## EXERCISE DETAILS
List each line of the data that holds the string "Finely", please.

━━━ EXTRACTED RECORDS

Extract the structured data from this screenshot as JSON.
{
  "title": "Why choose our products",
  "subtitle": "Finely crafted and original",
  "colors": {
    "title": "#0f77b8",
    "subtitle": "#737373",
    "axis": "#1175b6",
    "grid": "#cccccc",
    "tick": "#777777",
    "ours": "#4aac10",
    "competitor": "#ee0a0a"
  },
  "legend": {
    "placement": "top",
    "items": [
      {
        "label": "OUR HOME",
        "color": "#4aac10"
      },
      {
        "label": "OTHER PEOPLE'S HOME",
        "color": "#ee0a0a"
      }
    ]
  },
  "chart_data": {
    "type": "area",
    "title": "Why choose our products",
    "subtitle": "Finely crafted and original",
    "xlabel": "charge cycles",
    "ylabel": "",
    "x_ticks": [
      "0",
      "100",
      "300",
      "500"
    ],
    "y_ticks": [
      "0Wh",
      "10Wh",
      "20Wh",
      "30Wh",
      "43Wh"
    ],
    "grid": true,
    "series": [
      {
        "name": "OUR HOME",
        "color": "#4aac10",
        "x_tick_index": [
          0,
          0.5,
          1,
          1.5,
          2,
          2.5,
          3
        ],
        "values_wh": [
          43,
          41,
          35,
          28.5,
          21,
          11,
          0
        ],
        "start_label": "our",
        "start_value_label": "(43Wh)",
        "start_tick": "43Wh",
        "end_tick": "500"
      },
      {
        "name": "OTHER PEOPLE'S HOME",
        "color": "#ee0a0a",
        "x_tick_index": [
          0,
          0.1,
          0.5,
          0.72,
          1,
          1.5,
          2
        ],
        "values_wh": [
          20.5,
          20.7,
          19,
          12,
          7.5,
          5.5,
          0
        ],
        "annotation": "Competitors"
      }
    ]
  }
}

━━━━━━

## REPLY TO THE TASK
  "subtitle": "Finely crafted and original",
    "subtitle": "Finely crafted and original",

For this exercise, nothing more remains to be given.